• [Saved data entries]
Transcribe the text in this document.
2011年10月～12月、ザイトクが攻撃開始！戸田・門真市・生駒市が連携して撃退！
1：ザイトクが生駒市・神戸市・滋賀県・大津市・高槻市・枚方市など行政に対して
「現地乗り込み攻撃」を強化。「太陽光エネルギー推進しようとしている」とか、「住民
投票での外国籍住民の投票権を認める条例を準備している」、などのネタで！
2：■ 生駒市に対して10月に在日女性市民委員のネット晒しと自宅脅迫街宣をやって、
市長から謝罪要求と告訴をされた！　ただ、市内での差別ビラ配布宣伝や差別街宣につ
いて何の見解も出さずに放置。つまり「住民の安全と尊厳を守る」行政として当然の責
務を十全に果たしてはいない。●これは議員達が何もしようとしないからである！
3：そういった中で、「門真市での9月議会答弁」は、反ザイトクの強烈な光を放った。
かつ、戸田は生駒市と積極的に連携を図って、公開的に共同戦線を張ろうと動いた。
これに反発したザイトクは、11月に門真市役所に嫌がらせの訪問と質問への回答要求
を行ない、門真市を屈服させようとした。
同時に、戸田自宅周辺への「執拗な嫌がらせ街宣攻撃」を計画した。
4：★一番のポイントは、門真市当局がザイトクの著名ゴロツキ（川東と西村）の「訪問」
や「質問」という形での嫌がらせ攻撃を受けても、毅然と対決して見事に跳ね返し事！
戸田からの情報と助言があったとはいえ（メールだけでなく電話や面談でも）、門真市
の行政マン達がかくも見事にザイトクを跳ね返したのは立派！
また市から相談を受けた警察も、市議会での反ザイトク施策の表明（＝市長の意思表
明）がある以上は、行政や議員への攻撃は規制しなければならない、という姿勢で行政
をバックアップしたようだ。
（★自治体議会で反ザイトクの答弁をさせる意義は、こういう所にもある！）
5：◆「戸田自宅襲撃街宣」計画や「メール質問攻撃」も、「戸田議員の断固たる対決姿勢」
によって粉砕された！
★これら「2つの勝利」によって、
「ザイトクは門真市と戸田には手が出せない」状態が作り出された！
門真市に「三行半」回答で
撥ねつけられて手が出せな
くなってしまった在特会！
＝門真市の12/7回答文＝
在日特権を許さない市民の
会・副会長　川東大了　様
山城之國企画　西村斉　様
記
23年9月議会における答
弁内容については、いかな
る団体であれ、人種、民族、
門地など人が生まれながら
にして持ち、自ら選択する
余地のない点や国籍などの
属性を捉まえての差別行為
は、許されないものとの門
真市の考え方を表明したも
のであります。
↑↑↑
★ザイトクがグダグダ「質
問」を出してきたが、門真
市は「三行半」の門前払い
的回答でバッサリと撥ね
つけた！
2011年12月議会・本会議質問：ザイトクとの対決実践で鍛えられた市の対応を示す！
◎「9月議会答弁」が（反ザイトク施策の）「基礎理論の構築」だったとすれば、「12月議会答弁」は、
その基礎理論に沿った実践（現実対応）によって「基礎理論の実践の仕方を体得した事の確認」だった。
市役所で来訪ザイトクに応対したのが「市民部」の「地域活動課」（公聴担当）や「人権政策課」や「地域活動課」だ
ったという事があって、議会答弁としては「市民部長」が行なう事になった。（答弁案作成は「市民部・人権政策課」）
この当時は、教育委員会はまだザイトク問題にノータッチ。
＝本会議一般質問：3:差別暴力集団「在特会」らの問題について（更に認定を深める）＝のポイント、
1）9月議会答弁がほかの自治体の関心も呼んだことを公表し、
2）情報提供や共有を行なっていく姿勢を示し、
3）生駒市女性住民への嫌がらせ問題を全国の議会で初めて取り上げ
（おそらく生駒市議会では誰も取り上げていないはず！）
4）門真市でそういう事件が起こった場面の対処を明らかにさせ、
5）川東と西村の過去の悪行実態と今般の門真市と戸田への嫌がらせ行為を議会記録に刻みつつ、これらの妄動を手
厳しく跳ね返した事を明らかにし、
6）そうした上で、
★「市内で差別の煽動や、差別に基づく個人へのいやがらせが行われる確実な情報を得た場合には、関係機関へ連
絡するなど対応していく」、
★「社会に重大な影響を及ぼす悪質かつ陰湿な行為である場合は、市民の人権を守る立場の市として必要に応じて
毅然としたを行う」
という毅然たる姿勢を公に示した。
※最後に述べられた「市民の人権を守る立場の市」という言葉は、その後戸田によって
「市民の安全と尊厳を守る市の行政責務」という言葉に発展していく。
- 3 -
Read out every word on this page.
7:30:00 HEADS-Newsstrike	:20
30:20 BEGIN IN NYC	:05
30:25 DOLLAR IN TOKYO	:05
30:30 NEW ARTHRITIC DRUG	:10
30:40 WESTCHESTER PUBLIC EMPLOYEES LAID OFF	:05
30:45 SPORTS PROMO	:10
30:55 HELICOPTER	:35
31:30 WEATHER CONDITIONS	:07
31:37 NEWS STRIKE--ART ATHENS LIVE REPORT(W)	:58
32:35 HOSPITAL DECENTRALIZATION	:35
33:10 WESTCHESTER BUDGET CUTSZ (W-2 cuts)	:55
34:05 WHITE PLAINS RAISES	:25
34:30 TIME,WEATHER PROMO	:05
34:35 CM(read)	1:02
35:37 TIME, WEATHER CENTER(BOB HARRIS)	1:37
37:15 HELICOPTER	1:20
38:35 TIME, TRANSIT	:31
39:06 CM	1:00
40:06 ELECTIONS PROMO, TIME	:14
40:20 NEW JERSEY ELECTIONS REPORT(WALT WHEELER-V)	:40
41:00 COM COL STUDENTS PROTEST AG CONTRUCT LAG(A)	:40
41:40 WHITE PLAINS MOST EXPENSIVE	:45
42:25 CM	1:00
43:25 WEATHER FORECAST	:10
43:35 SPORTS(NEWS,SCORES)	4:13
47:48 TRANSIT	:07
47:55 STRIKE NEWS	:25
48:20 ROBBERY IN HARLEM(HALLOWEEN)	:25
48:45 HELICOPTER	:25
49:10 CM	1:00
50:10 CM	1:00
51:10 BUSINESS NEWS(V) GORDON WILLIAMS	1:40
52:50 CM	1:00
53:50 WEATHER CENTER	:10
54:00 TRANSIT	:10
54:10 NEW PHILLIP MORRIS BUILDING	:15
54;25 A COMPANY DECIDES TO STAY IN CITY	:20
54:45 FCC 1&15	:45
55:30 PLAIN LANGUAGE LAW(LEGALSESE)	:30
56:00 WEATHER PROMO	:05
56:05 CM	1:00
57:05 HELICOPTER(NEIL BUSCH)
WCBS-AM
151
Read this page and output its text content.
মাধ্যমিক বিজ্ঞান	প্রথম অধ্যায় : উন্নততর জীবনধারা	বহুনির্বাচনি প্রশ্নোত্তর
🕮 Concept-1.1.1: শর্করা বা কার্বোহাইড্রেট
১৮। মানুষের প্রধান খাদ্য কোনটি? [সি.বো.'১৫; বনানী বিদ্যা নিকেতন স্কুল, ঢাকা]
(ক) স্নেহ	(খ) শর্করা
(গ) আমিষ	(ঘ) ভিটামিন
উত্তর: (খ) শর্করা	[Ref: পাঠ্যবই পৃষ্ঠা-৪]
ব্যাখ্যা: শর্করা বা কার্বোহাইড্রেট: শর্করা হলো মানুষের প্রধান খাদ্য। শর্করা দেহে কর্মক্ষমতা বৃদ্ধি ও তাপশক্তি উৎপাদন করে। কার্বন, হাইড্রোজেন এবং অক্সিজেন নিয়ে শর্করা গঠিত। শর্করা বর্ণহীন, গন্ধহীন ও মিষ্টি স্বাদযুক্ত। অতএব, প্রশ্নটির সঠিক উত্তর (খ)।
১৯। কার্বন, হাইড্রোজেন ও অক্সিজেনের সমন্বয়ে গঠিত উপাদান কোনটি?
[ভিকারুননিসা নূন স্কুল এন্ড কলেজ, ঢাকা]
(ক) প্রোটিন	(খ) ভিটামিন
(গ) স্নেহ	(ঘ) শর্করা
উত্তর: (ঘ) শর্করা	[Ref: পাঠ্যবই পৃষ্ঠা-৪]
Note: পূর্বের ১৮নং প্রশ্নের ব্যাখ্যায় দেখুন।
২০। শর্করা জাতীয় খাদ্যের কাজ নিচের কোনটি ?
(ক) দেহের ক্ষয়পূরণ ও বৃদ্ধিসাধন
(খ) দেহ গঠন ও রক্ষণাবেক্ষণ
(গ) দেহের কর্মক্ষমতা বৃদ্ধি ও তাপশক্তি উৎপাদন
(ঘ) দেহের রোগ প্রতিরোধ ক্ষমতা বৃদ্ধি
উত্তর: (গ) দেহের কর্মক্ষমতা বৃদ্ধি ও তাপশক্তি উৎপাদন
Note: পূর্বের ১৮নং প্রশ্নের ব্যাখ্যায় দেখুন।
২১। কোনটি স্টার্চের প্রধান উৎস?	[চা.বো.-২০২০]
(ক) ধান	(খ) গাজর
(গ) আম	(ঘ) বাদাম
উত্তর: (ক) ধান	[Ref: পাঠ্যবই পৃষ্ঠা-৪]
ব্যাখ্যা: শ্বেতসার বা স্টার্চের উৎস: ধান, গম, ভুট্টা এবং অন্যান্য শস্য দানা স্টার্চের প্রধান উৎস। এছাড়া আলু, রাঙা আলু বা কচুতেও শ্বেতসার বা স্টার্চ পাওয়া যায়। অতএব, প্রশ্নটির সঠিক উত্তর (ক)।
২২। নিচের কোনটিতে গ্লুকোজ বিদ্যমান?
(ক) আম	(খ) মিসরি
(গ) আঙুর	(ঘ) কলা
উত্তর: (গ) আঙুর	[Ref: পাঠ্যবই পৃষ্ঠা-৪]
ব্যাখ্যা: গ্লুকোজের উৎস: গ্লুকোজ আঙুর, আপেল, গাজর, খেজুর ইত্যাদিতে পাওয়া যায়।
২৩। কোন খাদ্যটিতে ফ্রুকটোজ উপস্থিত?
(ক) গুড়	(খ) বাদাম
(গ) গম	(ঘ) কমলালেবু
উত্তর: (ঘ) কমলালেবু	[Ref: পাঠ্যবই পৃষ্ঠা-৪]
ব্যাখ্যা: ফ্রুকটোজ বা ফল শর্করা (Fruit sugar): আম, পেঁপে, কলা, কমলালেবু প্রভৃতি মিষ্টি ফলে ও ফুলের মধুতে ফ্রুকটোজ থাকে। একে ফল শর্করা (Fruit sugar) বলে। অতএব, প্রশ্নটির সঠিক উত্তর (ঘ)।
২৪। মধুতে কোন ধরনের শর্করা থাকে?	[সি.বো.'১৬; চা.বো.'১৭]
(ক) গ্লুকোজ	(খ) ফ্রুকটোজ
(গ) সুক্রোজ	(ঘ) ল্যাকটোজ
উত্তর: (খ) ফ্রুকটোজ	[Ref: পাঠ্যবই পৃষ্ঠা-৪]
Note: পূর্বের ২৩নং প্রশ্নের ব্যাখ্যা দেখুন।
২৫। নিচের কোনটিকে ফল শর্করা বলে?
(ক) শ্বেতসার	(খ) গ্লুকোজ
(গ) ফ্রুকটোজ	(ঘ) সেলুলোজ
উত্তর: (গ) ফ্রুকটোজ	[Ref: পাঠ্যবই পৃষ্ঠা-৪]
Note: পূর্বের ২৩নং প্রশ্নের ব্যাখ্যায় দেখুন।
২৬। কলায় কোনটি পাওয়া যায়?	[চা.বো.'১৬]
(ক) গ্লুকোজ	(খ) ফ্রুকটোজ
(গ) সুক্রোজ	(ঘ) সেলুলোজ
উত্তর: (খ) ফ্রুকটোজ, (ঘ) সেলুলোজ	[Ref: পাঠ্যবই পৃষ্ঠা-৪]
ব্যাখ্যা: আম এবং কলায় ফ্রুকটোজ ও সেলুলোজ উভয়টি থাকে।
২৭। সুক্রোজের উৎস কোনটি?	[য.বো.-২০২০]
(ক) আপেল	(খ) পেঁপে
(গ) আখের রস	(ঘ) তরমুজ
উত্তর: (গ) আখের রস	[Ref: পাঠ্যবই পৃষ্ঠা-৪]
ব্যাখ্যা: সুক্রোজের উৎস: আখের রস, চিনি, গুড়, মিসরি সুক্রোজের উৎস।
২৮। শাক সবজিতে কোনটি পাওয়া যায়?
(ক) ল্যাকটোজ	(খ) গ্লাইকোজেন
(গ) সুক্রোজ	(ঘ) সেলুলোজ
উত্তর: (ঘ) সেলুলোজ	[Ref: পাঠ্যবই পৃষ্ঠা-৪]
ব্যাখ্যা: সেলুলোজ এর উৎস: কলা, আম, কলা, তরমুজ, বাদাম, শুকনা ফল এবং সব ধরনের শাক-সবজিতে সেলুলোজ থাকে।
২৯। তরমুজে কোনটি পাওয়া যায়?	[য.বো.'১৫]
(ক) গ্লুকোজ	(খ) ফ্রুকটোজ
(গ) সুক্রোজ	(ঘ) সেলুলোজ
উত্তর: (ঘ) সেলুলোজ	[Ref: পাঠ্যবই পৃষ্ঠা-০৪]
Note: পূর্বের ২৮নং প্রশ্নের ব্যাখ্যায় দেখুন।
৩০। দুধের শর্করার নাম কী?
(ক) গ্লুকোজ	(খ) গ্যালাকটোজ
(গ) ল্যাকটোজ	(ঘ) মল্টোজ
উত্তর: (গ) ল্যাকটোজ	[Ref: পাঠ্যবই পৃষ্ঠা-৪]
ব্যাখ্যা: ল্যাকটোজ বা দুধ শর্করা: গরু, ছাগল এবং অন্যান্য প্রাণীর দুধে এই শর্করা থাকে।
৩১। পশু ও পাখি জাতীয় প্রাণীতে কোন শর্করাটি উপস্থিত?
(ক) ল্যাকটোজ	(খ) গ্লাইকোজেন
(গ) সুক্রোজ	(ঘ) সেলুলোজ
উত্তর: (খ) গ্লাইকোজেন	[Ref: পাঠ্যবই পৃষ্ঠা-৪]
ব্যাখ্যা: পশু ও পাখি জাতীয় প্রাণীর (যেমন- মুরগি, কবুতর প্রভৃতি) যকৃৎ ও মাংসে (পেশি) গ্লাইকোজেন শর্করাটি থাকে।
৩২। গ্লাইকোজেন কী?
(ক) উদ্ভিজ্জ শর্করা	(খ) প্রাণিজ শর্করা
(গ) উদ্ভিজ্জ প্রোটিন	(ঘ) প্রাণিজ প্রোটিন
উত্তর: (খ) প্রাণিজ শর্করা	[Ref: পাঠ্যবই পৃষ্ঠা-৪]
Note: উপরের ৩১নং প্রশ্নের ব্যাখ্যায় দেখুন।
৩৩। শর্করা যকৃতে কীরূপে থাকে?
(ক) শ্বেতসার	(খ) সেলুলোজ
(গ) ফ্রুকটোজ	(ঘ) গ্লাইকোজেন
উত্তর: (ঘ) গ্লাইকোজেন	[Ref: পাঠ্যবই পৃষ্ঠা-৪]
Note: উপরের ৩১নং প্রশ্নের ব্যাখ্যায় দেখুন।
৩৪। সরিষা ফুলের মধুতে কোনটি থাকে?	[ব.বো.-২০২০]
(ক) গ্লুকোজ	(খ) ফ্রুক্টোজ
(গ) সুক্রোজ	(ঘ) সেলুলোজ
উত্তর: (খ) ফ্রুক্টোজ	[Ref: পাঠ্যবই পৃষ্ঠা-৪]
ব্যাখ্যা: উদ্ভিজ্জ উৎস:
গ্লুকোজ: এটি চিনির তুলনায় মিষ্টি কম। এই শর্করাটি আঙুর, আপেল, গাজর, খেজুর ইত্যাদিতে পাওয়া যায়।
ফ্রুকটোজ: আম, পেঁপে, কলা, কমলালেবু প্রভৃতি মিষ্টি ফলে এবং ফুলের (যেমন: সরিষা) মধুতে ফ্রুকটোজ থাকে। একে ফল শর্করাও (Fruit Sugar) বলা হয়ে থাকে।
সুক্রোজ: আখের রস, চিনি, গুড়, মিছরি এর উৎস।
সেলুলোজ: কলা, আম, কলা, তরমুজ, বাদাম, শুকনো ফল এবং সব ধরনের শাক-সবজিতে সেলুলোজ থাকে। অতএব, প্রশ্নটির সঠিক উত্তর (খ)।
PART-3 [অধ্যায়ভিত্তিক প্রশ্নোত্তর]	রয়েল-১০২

• [WRITTEN EXERCISE] Determine the number of lines in the records that include the string "REPORT", and respond with that number only.

• [RESPONSE TO THIS TASK] 2